TASK OBJECTIVE: Scan the data. Collect each line that contains the word "label".

DATA EXCERPTS:
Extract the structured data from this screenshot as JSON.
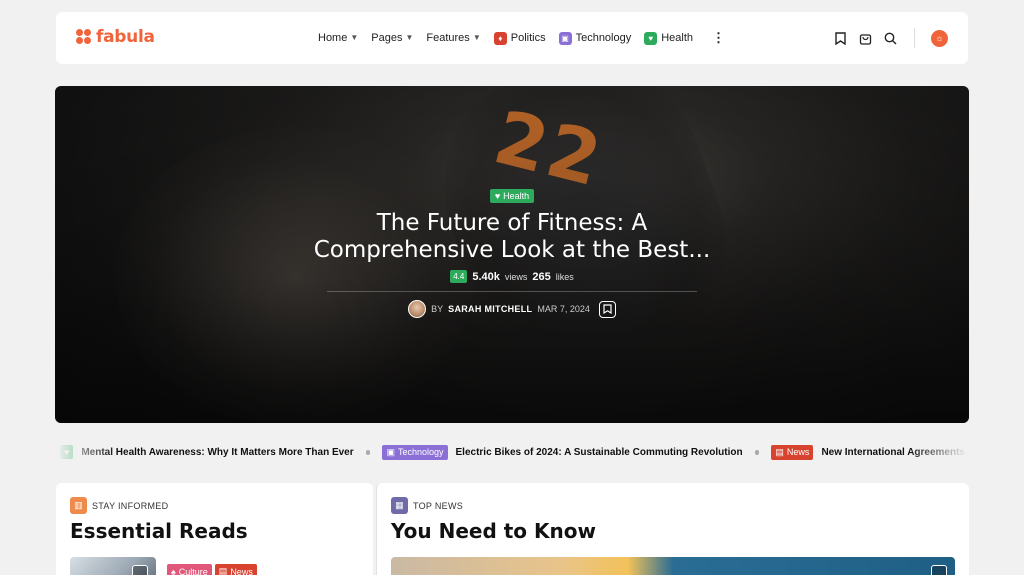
{
  "brand": {
    "name": "fabula",
    "color": "#f0643c"
  },
  "nav": {
    "items": [
      {
        "label": "Home",
        "has_dropdown": true
      },
      {
        "label": "Pages",
        "has_dropdown": true
      },
      {
        "label": "Features",
        "has_dropdown": true
      }
    ],
    "categories": [
      {
        "label": "Politics",
        "icon": "flame-icon",
        "color": "#d8432f"
      },
      {
        "label": "Technology",
        "icon": "chip-icon",
        "color": "#8b6fd6"
      },
      {
        "label": "Health",
        "icon": "heart-icon",
        "color": "#2eaa5c"
      }
    ],
    "more_icon": "more-vertical-icon"
  },
  "header_icons": [
    "bookmark-icon",
    "cart-icon",
    "search-icon",
    "theme-toggle-icon"
  ],
  "hero": {
    "category": "Health",
    "category_color": "#2eaa5c",
    "title": "The Future of Fitness: A Comprehensive Look at the Best...",
    "rating": "4.4",
    "views": "5.40k",
    "views_unit": "views",
    "likes": "265",
    "likes_unit": "likes",
    "by_prefix": "BY",
    "author": "SARAH MITCHELL",
    "date": "MAR 7, 2024",
    "background_digits": "22"
  },
  "ticker": {
    "items": [
      {
        "category": "",
        "title": "Mental Health Awareness: Why It Matters More Than Ever"
      },
      {
        "category": "Technology",
        "color": "#8b6fd6",
        "title": "Electric Bikes of 2024: A Sustainable Commuting Revolution"
      },
      {
        "category": "News",
        "color": "#d8432f",
        "title": "New International Agreements"
      }
    ]
  },
  "sections": {
    "left": {
      "eyebrow": "STAY INFORMED",
      "eyebrow_color": "#f08a4b",
      "title": "Essential Reads",
      "chips": [
        {
          "label": "Culture",
          "color": "#e0577a"
        },
        {
          "label": "News",
          "color": "#d8432f"
        }
      ]
    },
    "right": {
      "eyebrow": "TOP NEWS",
      "eyebrow_color": "#6f6aa8",
      "title": "You Need to Know"
    }
  }
}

PROBLEM SOLUTION:
        "label": "Home",
        "label": "Pages",
        "label": "Features",
        "label": "Politics",
        "label": "Technology",
        "label": "Health",
          "label": "Culture",
          "label": "News",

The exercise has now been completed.